• _What to do_
Reproduce each line that includes the word "Date".
====== Available data ======
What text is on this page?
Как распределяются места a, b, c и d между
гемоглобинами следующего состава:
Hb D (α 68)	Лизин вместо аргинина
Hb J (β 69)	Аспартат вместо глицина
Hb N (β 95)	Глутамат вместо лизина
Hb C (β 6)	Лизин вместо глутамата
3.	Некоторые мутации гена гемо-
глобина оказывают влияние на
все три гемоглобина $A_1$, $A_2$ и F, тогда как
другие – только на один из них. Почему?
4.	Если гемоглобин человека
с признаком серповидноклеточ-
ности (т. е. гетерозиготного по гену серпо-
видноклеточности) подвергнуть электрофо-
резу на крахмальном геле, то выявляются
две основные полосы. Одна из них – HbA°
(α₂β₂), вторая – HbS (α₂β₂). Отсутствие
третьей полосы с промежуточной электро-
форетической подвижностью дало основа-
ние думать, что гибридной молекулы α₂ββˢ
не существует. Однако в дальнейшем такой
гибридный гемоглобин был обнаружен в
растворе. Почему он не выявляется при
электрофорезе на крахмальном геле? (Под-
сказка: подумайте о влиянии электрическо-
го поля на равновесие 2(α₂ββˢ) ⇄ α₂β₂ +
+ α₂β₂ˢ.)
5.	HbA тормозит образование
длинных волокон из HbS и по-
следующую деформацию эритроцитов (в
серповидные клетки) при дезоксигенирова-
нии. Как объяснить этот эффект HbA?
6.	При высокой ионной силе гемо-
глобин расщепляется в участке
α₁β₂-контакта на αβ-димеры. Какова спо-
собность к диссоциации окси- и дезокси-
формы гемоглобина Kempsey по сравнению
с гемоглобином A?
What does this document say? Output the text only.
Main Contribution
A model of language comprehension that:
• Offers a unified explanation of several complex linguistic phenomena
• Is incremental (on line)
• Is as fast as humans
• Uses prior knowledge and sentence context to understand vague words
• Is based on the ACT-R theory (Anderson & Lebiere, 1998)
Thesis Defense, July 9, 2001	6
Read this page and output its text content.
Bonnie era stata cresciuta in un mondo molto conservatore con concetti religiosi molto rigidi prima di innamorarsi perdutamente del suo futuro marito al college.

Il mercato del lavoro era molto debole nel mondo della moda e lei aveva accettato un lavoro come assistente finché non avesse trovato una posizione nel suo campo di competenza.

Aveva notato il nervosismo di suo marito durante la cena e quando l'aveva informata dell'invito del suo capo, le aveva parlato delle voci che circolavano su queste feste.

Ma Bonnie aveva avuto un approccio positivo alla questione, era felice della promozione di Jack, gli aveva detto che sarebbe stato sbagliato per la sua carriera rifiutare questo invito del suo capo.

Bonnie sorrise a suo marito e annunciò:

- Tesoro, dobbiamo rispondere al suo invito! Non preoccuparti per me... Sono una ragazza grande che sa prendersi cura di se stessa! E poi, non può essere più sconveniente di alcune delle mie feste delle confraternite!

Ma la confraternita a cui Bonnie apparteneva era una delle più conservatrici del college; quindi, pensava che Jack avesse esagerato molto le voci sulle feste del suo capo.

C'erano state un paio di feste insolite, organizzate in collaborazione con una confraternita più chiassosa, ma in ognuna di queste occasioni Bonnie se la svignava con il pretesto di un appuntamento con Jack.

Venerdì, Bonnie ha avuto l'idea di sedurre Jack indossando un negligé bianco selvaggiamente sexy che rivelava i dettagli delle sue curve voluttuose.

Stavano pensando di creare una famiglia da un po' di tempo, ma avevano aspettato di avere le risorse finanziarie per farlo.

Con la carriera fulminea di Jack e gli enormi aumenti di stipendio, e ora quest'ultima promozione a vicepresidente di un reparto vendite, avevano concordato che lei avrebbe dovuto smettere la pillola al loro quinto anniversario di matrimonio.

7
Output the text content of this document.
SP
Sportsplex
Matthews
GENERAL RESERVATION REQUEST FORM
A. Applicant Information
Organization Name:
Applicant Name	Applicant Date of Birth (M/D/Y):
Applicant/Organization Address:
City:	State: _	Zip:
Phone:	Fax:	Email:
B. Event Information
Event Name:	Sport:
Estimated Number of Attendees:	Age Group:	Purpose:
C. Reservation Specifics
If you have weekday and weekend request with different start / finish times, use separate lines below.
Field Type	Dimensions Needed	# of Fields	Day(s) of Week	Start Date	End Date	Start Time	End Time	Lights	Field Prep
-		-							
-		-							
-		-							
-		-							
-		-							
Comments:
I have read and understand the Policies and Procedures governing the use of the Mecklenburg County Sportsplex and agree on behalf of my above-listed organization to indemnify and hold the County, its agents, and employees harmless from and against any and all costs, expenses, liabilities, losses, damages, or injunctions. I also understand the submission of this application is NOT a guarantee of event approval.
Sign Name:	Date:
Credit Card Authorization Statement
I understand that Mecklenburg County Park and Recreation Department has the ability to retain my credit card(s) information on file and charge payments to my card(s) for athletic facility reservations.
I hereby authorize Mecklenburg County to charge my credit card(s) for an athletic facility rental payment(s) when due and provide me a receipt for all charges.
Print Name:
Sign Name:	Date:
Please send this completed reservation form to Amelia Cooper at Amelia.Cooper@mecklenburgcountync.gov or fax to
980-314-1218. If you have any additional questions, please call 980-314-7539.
======
• _Solution for this task_
Applicant Name	Applicant Date of Birth (M/D/Y):
Field Type	Dimensions Needed	# of Fields	Day(s) of Week	Start Date	End Date	Start Time	End Time	Lights	Field Prep
Sign Name:	Date:
Sign Name:	Date:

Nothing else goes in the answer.